═══ Records provided ═══
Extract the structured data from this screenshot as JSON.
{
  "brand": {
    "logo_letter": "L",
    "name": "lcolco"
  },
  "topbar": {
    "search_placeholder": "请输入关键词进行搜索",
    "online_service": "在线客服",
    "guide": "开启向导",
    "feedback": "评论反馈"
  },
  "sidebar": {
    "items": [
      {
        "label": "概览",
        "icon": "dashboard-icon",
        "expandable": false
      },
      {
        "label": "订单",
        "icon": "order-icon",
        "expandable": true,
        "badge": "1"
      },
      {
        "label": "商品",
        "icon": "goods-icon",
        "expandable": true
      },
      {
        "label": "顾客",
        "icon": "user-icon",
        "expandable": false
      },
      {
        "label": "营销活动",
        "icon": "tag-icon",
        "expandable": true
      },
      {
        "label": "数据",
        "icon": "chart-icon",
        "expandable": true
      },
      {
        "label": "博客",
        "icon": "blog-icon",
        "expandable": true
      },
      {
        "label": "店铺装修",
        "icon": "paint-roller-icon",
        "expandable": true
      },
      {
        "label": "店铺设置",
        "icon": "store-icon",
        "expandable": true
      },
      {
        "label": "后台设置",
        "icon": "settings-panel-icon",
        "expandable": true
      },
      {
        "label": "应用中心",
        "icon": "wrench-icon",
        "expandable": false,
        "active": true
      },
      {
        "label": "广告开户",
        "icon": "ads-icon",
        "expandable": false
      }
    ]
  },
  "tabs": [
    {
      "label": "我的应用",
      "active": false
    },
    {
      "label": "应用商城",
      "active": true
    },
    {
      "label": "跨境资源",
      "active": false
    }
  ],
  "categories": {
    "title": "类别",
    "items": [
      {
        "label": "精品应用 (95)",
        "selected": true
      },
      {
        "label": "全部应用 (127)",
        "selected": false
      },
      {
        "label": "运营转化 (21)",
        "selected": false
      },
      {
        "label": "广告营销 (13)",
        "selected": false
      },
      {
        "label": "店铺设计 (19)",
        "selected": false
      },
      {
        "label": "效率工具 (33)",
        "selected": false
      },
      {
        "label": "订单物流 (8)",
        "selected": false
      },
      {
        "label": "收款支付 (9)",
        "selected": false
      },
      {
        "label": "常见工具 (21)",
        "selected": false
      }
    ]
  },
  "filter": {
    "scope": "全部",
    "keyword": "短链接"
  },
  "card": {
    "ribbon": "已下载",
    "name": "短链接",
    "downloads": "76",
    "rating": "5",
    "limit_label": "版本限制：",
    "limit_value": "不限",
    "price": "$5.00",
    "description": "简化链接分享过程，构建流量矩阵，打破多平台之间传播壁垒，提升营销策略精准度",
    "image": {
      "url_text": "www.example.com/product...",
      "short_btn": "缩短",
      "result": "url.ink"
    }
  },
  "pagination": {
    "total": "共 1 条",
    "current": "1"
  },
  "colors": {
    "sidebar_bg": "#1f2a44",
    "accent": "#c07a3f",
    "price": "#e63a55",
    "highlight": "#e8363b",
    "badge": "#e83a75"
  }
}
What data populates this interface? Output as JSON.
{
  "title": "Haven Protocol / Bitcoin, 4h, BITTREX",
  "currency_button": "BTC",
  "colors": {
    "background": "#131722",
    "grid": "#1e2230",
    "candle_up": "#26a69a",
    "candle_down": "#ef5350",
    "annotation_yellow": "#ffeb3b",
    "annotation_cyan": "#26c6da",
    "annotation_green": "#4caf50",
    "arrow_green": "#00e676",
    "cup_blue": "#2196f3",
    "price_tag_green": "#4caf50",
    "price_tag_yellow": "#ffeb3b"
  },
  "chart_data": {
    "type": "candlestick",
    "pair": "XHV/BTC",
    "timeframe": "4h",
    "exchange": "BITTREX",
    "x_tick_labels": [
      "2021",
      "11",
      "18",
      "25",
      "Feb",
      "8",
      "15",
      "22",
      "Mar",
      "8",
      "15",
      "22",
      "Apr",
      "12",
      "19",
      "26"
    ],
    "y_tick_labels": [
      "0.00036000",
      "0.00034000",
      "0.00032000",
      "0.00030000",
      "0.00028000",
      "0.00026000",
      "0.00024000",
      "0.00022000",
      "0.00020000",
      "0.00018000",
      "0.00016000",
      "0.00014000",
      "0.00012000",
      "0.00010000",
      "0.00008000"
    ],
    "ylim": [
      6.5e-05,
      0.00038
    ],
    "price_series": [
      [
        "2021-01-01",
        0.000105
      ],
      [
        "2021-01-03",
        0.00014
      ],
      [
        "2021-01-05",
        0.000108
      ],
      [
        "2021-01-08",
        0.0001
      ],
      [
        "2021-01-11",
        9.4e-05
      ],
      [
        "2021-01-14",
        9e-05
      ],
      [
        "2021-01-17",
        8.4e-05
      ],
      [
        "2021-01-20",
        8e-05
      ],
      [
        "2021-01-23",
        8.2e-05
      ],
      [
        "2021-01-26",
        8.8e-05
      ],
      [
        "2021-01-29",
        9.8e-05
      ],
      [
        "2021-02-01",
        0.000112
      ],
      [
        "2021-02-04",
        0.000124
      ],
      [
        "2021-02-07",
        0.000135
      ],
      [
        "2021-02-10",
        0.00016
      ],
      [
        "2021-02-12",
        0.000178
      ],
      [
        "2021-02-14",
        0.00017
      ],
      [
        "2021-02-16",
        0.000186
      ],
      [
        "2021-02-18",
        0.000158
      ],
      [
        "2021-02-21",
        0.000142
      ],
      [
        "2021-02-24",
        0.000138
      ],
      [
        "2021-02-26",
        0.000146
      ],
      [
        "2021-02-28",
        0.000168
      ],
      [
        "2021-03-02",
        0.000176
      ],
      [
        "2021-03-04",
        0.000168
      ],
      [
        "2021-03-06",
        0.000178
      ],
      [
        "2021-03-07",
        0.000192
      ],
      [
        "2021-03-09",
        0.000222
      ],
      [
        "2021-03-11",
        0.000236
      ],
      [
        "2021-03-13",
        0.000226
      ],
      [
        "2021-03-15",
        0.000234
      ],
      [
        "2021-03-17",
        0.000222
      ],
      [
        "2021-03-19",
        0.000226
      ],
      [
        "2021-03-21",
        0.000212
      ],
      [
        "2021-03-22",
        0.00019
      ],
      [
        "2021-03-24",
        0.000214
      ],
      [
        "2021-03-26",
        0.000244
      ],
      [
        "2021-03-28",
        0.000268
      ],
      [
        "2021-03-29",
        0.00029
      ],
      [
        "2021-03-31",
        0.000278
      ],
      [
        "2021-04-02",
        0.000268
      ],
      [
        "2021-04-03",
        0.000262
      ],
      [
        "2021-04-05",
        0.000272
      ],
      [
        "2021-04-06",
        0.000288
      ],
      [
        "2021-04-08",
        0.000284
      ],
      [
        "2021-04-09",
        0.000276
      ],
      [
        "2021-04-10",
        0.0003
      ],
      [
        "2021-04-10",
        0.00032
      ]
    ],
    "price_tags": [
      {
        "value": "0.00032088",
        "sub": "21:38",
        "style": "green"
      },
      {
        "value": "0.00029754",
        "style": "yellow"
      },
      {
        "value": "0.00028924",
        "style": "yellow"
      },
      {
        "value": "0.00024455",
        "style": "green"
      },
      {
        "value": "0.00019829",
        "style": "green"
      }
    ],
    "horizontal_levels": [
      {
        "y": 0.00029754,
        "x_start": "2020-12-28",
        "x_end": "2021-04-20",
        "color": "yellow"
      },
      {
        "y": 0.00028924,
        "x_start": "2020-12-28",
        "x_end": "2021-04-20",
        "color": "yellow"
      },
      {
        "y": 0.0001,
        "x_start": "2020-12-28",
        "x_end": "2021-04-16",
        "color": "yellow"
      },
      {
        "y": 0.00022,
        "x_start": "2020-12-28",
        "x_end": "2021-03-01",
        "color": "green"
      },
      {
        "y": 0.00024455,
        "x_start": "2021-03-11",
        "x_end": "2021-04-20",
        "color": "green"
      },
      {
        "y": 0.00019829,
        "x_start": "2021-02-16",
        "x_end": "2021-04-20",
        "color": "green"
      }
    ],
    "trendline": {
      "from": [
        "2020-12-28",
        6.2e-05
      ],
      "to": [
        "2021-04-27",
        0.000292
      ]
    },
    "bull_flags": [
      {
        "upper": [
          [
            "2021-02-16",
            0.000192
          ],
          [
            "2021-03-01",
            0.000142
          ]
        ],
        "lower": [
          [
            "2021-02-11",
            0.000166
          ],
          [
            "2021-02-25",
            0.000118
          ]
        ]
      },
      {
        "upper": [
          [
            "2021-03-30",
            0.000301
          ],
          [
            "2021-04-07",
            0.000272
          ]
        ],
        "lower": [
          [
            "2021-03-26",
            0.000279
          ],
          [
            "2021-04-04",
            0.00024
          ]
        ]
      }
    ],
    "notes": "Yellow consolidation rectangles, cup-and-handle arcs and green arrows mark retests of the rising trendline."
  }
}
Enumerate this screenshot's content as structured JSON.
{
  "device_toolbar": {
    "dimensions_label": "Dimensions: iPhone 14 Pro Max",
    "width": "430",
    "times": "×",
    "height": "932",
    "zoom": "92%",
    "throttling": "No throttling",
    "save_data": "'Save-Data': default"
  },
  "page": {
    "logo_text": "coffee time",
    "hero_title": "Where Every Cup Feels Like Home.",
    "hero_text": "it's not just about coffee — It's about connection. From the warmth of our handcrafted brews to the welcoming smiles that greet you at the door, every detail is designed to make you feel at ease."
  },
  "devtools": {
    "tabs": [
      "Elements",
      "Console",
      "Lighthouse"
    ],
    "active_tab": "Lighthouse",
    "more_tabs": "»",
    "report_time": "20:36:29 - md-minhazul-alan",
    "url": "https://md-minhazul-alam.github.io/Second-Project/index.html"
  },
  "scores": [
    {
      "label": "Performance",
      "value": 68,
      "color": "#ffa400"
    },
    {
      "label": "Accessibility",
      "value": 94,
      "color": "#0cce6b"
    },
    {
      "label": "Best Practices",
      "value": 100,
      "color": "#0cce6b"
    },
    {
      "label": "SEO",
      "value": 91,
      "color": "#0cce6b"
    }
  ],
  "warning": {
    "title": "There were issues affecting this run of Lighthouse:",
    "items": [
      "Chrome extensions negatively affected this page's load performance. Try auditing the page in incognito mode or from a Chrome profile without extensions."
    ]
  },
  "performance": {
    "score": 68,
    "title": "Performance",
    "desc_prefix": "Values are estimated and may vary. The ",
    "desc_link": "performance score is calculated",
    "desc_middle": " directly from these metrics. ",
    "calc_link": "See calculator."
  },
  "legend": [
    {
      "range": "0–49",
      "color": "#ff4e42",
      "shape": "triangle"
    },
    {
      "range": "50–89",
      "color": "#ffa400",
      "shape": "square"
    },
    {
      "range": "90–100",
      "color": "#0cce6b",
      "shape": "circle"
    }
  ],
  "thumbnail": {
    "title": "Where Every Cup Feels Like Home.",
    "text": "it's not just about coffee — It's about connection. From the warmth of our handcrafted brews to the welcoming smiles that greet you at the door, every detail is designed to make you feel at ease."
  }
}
═══
Filter the records, keeping only lines that contain "smiles", and show those lines.

    "hero_text": "it's not just about coffee — It's about connection. From the warmth of our handcrafted brews to the welcoming smiles that greet you at the door, every detail is designed to make you feel at ease."
    "text": "it's not just about coffee — It's about connection. From the warmth of our handcrafted brews to the welcoming smiles that greet you at the door, every detail is designed to make you feel at ease."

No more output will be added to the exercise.